_Your objective_
Only a number is wanted: how many lines in these records contain the word "annotation"?
▼
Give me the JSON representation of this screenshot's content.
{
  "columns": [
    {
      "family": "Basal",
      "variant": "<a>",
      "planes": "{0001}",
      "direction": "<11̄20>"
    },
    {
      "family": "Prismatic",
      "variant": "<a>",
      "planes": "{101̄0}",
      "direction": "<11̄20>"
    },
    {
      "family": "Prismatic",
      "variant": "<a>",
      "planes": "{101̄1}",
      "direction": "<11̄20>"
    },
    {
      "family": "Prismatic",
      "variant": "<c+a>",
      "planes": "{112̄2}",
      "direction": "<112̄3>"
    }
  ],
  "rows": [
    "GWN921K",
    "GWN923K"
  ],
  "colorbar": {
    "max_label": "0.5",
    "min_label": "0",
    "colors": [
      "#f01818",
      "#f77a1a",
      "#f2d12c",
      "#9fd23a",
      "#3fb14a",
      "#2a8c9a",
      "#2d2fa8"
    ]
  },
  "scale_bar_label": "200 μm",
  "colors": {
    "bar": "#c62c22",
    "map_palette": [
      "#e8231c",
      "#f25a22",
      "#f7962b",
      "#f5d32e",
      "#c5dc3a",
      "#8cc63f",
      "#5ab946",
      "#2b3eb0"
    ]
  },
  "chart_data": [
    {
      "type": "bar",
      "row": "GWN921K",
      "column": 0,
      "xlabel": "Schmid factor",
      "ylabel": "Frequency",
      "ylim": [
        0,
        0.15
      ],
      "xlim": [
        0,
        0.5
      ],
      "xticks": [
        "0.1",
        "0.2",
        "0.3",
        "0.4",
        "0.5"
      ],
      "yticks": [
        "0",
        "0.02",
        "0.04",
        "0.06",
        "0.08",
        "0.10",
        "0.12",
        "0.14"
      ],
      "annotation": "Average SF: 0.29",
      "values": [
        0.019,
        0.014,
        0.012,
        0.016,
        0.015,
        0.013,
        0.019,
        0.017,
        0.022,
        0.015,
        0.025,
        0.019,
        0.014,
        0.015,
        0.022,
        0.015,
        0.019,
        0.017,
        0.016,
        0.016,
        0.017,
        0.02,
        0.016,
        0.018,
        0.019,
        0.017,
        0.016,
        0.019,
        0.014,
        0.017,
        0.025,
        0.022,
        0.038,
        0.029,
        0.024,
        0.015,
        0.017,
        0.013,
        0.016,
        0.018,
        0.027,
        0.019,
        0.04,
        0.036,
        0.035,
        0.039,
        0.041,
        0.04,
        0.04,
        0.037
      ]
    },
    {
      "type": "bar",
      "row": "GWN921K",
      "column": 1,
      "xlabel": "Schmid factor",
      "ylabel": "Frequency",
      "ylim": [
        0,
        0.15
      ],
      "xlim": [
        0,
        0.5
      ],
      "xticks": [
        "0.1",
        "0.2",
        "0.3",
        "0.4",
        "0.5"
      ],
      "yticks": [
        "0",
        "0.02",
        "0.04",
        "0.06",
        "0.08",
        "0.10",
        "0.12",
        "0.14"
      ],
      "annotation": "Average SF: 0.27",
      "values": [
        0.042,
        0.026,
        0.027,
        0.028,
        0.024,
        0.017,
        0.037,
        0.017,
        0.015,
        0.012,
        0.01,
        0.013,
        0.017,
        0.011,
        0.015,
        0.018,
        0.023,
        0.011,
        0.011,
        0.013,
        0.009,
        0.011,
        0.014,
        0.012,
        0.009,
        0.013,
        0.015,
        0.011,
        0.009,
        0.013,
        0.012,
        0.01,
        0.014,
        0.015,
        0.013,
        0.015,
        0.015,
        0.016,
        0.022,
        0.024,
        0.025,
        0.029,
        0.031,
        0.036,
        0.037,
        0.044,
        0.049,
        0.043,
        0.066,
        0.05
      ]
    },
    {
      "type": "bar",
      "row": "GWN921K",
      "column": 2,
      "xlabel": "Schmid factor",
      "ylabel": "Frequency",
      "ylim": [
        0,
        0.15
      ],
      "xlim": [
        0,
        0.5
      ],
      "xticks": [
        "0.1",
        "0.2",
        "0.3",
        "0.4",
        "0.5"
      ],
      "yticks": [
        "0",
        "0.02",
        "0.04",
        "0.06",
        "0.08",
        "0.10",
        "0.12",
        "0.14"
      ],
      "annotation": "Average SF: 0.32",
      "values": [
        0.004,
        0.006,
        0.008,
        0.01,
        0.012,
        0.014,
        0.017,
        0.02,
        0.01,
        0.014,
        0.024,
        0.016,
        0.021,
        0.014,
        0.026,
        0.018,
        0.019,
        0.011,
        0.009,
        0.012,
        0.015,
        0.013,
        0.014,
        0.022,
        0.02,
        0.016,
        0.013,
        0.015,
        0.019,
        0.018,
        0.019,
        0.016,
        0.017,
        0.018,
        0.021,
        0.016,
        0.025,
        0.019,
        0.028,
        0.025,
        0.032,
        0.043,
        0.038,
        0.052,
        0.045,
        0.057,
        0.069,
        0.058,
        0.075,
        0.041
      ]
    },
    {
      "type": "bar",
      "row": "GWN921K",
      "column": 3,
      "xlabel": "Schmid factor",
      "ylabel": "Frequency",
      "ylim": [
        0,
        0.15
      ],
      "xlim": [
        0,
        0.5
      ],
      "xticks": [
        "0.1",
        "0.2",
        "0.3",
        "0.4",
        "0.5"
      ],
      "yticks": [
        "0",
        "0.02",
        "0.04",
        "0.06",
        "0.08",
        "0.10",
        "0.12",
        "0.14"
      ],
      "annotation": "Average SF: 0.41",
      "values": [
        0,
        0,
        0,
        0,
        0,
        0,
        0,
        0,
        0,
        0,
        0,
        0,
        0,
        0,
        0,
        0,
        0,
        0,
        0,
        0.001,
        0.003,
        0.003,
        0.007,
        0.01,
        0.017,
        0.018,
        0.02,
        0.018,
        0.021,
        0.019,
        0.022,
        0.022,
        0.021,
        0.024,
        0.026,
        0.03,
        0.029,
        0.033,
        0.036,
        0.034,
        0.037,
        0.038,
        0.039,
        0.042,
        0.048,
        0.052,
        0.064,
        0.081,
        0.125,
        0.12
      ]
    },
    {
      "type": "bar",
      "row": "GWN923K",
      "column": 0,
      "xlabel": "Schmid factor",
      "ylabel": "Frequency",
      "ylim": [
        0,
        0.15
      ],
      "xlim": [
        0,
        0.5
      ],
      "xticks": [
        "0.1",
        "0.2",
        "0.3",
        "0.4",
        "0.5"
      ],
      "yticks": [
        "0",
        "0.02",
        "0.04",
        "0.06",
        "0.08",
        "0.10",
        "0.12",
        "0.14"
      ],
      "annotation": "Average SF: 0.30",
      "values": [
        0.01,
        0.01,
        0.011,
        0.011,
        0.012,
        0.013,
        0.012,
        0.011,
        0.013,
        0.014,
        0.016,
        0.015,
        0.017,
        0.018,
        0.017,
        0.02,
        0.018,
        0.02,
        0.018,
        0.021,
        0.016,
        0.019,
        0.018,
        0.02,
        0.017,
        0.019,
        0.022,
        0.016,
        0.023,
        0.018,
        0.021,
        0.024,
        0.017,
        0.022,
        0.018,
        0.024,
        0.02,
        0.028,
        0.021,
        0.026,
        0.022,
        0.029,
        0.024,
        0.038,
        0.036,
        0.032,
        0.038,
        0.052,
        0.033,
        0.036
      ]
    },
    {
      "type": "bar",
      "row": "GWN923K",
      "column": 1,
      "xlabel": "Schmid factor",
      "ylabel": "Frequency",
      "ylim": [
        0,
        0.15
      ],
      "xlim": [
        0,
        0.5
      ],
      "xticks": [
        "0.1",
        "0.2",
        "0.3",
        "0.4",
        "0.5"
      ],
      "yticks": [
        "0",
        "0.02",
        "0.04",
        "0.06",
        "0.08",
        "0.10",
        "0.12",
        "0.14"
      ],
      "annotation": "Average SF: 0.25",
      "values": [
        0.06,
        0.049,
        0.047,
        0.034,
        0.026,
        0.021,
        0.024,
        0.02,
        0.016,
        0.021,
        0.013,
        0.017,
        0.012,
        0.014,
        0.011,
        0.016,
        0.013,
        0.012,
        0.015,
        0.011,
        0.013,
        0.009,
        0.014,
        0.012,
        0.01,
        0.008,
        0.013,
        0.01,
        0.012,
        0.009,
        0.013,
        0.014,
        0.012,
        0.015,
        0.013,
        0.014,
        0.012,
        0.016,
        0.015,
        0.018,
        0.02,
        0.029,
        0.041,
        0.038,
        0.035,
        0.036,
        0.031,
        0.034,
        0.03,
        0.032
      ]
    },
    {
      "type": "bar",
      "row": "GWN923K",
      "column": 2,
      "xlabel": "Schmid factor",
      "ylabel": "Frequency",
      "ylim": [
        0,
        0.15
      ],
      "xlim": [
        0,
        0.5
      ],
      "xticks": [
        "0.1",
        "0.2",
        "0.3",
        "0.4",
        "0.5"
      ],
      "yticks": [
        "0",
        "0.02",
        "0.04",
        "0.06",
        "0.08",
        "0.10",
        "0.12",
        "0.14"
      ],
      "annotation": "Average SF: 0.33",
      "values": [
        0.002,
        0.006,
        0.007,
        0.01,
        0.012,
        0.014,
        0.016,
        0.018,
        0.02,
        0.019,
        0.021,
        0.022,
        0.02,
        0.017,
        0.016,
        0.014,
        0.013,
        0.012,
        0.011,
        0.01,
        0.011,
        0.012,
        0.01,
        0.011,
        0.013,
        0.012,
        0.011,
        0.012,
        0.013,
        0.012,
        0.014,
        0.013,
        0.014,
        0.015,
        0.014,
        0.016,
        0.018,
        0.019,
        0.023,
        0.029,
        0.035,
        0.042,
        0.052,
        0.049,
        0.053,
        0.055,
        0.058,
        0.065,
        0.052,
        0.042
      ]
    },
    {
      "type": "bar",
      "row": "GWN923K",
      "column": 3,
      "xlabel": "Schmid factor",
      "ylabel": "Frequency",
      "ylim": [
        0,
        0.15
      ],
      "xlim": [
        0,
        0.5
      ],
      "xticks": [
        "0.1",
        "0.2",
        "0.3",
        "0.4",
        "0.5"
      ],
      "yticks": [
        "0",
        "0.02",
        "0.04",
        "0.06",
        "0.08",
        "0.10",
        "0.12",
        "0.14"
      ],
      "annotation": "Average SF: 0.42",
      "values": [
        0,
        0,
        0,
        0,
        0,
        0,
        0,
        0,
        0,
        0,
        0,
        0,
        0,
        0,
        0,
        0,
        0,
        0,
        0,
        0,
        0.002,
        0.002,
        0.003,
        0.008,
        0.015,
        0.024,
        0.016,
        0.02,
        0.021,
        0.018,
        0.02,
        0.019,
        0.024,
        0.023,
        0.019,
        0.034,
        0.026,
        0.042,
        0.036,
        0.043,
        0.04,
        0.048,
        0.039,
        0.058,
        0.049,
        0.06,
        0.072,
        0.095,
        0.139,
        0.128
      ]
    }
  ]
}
▲
_Final answer_
8